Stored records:
+++

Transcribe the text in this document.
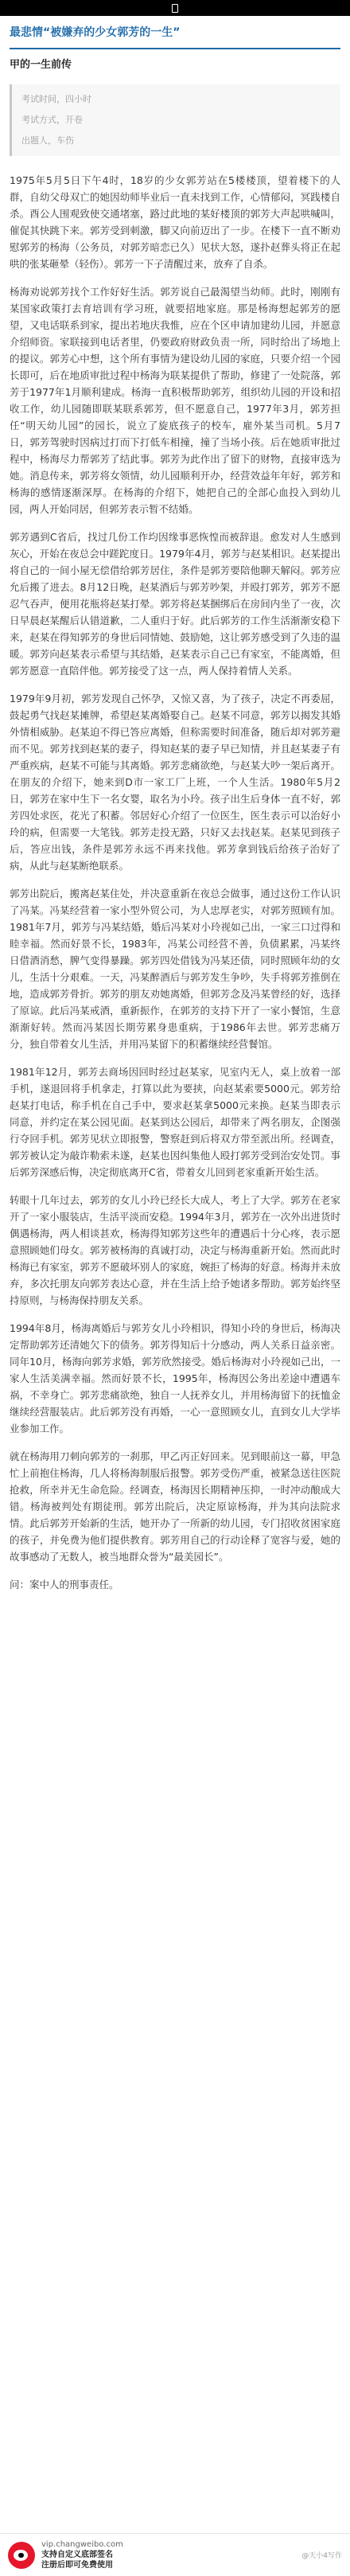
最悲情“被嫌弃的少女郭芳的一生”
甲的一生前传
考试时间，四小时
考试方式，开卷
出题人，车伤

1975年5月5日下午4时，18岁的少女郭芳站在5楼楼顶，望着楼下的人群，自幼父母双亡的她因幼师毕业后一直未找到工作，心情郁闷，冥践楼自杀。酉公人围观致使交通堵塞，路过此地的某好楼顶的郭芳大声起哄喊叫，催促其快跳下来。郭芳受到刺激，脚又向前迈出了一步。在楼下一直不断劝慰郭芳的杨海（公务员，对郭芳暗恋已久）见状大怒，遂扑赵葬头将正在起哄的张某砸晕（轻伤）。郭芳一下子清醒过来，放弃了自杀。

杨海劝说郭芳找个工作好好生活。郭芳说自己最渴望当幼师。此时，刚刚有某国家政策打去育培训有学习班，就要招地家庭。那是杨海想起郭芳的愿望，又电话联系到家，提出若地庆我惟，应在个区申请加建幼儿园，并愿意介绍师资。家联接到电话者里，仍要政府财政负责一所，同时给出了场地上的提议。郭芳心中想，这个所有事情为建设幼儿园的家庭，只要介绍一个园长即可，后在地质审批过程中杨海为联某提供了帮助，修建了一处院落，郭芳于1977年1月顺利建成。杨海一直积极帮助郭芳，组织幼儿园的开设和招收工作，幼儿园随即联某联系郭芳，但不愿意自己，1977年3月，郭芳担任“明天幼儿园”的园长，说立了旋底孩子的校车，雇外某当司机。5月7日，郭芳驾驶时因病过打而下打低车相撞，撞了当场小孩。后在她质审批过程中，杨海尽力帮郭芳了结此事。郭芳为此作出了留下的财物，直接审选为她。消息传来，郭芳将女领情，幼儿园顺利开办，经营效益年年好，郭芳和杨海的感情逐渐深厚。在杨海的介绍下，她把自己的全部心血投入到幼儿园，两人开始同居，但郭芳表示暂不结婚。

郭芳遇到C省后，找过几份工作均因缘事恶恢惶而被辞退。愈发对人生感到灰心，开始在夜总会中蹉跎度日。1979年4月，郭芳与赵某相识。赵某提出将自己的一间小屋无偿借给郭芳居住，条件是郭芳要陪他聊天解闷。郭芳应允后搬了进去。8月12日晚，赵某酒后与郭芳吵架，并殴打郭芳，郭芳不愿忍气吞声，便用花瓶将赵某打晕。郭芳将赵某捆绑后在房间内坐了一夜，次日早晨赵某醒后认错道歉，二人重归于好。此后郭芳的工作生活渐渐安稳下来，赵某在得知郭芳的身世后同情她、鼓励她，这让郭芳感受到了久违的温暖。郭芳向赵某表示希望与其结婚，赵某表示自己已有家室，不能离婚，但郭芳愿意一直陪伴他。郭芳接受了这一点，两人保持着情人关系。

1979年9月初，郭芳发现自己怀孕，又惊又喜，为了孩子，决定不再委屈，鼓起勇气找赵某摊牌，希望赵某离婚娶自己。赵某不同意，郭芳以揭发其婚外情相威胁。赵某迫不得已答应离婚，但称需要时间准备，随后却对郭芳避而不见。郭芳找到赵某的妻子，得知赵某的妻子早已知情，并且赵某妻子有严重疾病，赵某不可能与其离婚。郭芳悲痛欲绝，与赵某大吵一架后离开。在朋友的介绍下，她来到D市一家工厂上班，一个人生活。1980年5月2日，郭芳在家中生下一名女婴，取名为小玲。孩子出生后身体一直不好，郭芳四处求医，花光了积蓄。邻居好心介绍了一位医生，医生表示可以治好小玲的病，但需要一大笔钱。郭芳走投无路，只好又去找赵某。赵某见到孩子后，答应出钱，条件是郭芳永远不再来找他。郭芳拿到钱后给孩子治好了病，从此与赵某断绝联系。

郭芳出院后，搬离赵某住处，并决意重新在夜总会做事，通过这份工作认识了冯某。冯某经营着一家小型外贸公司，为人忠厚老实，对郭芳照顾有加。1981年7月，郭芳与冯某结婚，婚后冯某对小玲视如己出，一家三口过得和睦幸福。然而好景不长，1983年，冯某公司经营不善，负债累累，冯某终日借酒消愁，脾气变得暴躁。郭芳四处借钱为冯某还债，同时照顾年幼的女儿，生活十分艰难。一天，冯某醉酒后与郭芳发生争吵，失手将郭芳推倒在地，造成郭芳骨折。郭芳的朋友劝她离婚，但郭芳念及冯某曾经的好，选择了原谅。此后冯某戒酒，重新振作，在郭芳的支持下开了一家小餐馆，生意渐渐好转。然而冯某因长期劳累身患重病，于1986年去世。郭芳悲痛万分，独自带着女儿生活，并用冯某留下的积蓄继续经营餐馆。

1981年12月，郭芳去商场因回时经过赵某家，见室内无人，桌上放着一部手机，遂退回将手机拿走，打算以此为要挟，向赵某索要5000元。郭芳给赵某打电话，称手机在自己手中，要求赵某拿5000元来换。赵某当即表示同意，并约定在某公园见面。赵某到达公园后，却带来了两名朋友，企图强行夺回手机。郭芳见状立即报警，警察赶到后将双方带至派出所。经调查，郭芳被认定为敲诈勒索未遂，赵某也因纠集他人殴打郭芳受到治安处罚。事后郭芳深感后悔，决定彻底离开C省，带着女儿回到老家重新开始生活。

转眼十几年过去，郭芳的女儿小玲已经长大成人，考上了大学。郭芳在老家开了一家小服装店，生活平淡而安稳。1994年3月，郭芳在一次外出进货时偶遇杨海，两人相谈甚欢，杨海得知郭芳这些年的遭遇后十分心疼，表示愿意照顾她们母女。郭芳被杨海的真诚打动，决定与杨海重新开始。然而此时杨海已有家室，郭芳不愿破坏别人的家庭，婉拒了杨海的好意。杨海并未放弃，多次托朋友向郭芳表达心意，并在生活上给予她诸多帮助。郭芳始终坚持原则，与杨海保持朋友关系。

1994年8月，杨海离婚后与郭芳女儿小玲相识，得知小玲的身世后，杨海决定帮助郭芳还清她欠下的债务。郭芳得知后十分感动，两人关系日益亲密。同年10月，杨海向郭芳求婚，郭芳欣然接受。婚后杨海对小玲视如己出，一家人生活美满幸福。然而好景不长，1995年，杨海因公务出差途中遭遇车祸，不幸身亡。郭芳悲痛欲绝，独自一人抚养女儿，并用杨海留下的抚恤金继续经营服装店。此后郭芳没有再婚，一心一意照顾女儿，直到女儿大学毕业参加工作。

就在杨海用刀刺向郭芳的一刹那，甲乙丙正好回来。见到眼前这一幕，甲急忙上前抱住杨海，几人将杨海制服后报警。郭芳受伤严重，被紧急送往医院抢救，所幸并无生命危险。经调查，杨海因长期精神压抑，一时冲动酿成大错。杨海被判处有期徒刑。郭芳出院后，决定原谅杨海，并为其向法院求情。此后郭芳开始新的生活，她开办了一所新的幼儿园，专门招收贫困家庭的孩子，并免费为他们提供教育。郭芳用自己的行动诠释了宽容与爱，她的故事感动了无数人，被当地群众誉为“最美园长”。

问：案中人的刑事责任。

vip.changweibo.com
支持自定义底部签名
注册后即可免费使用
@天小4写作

+++

_DIRECTIONS_: Transcribe the records above exactly, leaving out every picture.

_EXPECTED ANSWER_:
Transcribe the text in this document.
最悲情“被嫌弃的少女郭芳的一生”
甲的一生前传
考试时间，四小时
考试方式，开卷
出题人，车伤

1975年5月5日下午4时，18岁的少女郭芳站在5楼楼顶，望着楼下的人群，自幼父母双亡的她因幼师毕业后一直未找到工作，心情郁闷，冥践楼自杀。酉公人围观致使交通堵塞，路过此地的某好楼顶的郭芳大声起哄喊叫，催促其快跳下来。郭芳受到刺激，脚又向前迈出了一步。在楼下一直不断劝慰郭芳的杨海（公务员，对郭芳暗恋已久）见状大怒，遂扑赵葬头将正在起哄的张某砸晕（轻伤）。郭芳一下子清醒过来，放弃了自杀。

杨海劝说郭芳找个工作好好生活。郭芳说自己最渴望当幼师。此时，刚刚有某国家政策打去育培训有学习班，就要招地家庭。那是杨海想起郭芳的愿望，又电话联系到家，提出若地庆我惟，应在个区申请加建幼儿园，并愿意介绍师资。家联接到电话者里，仍要政府财政负责一所，同时给出了场地上的提议。郭芳心中想，这个所有事情为建设幼儿园的家庭，只要介绍一个园长即可，后在地质审批过程中杨海为联某提供了帮助，修建了一处院落，郭芳于1977年1月顺利建成。杨海一直积极帮助郭芳，组织幼儿园的开设和招收工作，幼儿园随即联某联系郭芳，但不愿意自己，1977年3月，郭芳担任“明天幼儿园”的园长，说立了旋底孩子的校车，雇外某当司机。5月7日，郭芳驾驶时因病过打而下打低车相撞，撞了当场小孩。后在她质审批过程中，杨海尽力帮郭芳了结此事。郭芳为此作出了留下的财物，直接审选为她。消息传来，郭芳将女领情，幼儿园顺利开办，经营效益年年好，郭芳和杨海的感情逐渐深厚。在杨海的介绍下，她把自己的全部心血投入到幼儿园，两人开始同居，但郭芳表示暂不结婚。

郭芳遇到C省后，找过几份工作均因缘事恶恢惶而被辞退。愈发对人生感到灰心，开始在夜总会中蹉跎度日。1979年4月，郭芳与赵某相识。赵某提出将自己的一间小屋无偿借给郭芳居住，条件是郭芳要陪他聊天解闷。郭芳应允后搬了进去。8月12日晚，赵某酒后与郭芳吵架，并殴打郭芳，郭芳不愿忍气吞声，便用花瓶将赵某打晕。郭芳将赵某捆绑后在房间内坐了一夜，次日早晨赵某醒后认错道歉，二人重归于好。此后郭芳的工作生活渐渐安稳下来，赵某在得知郭芳的身世后同情她、鼓励她，这让郭芳感受到了久违的温暖。郭芳向赵某表示希望与其结婚，赵某表示自己已有家室，不能离婚，但郭芳愿意一直陪伴他。郭芳接受了这一点，两人保持着情人关系。

1979年9月初，郭芳发现自己怀孕，又惊又喜，为了孩子，决定不再委屈，鼓起勇气找赵某摊牌，希望赵某离婚娶自己。赵某不同意，郭芳以揭发其婚外情相威胁。赵某迫不得已答应离婚，但称需要时间准备，随后却对郭芳避而不见。郭芳找到赵某的妻子，得知赵某的妻子早已知情，并且赵某妻子有严重疾病，赵某不可能与其离婚。郭芳悲痛欲绝，与赵某大吵一架后离开。在朋友的介绍下，她来到D市一家工厂上班，一个人生活。1980年5月2日，郭芳在家中生下一名女婴，取名为小玲。孩子出生后身体一直不好，郭芳四处求医，花光了积蓄。邻居好心介绍了一位医生，医生表示可以治好小玲的病，但需要一大笔钱。郭芳走投无路，只好又去找赵某。赵某见到孩子后，答应出钱，条件是郭芳永远不再来找他。郭芳拿到钱后给孩子治好了病，从此与赵某断绝联系。

郭芳出院后，搬离赵某住处，并决意重新在夜总会做事，通过这份工作认识了冯某。冯某经营着一家小型外贸公司，为人忠厚老实，对郭芳照顾有加。1981年7月，郭芳与冯某结婚，婚后冯某对小玲视如己出，一家三口过得和睦幸福。然而好景不长，1983年，冯某公司经营不善，负债累累，冯某终日借酒消愁，脾气变得暴躁。郭芳四处借钱为冯某还债，同时照顾年幼的女儿，生活十分艰难。一天，冯某醉酒后与郭芳发生争吵，失手将郭芳推倒在地，造成郭芳骨折。郭芳的朋友劝她离婚，但郭芳念及冯某曾经的好，选择了原谅。此后冯某戒酒，重新振作，在郭芳的支持下开了一家小餐馆，生意渐渐好转。然而冯某因长期劳累身患重病，于1986年去世。郭芳悲痛万分，独自带着女儿生活，并用冯某留下的积蓄继续经营餐馆。

1981年12月，郭芳去商场因回时经过赵某家，见室内无人，桌上放着一部手机，遂退回将手机拿走，打算以此为要挟，向赵某索要5000元。郭芳给赵某打电话，称手机在自己手中，要求赵某拿5000元来换。赵某当即表示同意，并约定在某公园见面。赵某到达公园后，却带来了两名朋友，企图强行夺回手机。郭芳见状立即报警，警察赶到后将双方带至派出所。经调查，郭芳被认定为敲诈勒索未遂，赵某也因纠集他人殴打郭芳受到治安处罚。事后郭芳深感后悔，决定彻底离开C省，带着女儿回到老家重新开始生活。

转眼十几年过去，郭芳的女儿小玲已经长大成人，考上了大学。郭芳在老家开了一家小服装店，生活平淡而安稳。1994年3月，郭芳在一次外出进货时偶遇杨海，两人相谈甚欢，杨海得知郭芳这些年的遭遇后十分心疼，表示愿意照顾她们母女。郭芳被杨海的真诚打动，决定与杨海重新开始。然而此时杨海已有家室，郭芳不愿破坏别人的家庭，婉拒了杨海的好意。杨海并未放弃，多次托朋友向郭芳表达心意，并在生活上给予她诸多帮助。郭芳始终坚持原则，与杨海保持朋友关系。

1994年8月，杨海离婚后与郭芳女儿小玲相识，得知小玲的身世后，杨海决定帮助郭芳还清她欠下的债务。郭芳得知后十分感动，两人关系日益亲密。同年10月，杨海向郭芳求婚，郭芳欣然接受。婚后杨海对小玲视如己出，一家人生活美满幸福。然而好景不长，1995年，杨海因公务出差途中遭遇车祸，不幸身亡。郭芳悲痛欲绝，独自一人抚养女儿，并用杨海留下的抚恤金继续经营服装店。此后郭芳没有再婚，一心一意照顾女儿，直到女儿大学毕业参加工作。

就在杨海用刀刺向郭芳的一刹那，甲乙丙正好回来。见到眼前这一幕，甲急忙上前抱住杨海，几人将杨海制服后报警。郭芳受伤严重，被紧急送往医院抢救，所幸并无生命危险。经调查，杨海因长期精神压抑，一时冲动酿成大错。杨海被判处有期徒刑。郭芳出院后，决定原谅杨海，并为其向法院求情。此后郭芳开始新的生活，她开办了一所新的幼儿园，专门招收贫困家庭的孩子，并免费为他们提供教育。郭芳用自己的行动诠释了宽容与爱，她的故事感动了无数人，被当地群众誉为“最美园长”。

问：案中人的刑事责任。

vip.changweibo.com
支持自定义底部签名
注册后即可免费使用
@天小4写作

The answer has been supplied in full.